→ EXERCISE OBJECTIVE
Set down the following listing line by line, without any alteration, and leave out the pictures.

Stored data
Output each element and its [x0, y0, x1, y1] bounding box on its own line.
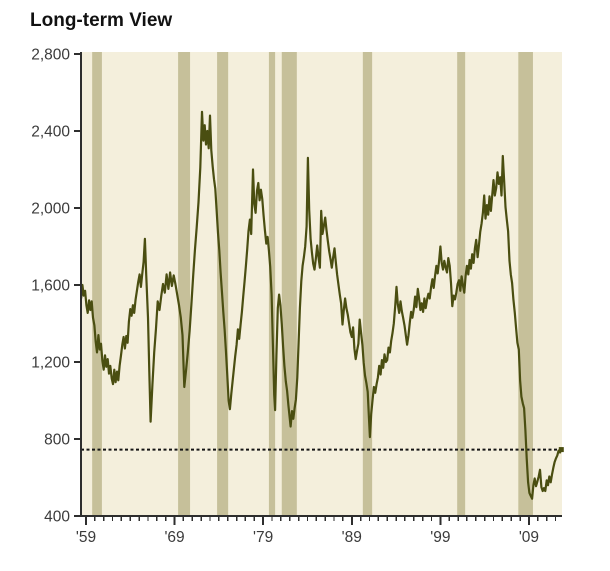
x-tick-label: '69 — [164, 529, 184, 546]
recession-band — [92, 52, 102, 517]
recession-band — [281, 52, 297, 517]
x-tick-label: '09 — [519, 529, 539, 546]
x-tick-label: '79 — [253, 529, 273, 546]
recession-band — [362, 52, 373, 517]
chart-title: Long-term View — [30, 10, 173, 31]
y-tick-label: 1,200 — [31, 355, 70, 372]
y-tick-label: 2,000 — [31, 201, 70, 218]
series-end-marker — [558, 447, 564, 453]
x-tick-label: '89 — [342, 529, 362, 546]
y-tick-label: 2,800 — [31, 47, 70, 64]
y-tick-label: 800 — [44, 432, 70, 449]
y-tick-label: 2,400 — [31, 124, 70, 141]
plot-background — [81, 52, 562, 517]
y-tick-label: 1,600 — [31, 278, 70, 295]
y-tick-label: 400 — [44, 509, 70, 526]
recession-band — [178, 52, 191, 517]
x-tick-label: '59 — [76, 529, 96, 546]
x-tick-label: '99 — [430, 529, 450, 546]
recession-band — [217, 52, 229, 517]
data-line — [80, 110, 563, 500]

→ THE REPLY
Output each element and its [x0, y0, x1, y1] bounding box on its own line.
x-tick-label: '69 — [164, 529, 184, 546]
recession-band — [92, 52, 102, 517]
recession-band — [281, 52, 297, 517]
x-tick-label: '09 — [519, 529, 539, 546]
x-tick-label: '79 — [253, 529, 273, 546]
recession-band — [362, 52, 373, 517]
chart-title: Long-term View — [30, 10, 173, 31]
y-tick-label: 1,200 — [31, 355, 70, 372]
y-tick-label: 2,000 — [31, 201, 70, 218]
series-end-marker — [558, 447, 564, 453]
x-tick-label: '89 — [342, 529, 362, 546]
y-tick-label: 2,800 — [31, 47, 70, 64]
y-tick-label: 800 — [44, 432, 70, 449]
y-tick-label: 2,400 — [31, 124, 70, 141]
plot-background — [81, 52, 562, 517]
y-tick-label: 1,600 — [31, 278, 70, 295]
y-tick-label: 400 — [44, 509, 70, 526]
recession-band — [178, 52, 191, 517]
x-tick-label: '59 — [76, 529, 96, 546]
x-tick-label: '99 — [430, 529, 450, 546]
recession-band — [217, 52, 229, 517]
data-line — [80, 110, 563, 500]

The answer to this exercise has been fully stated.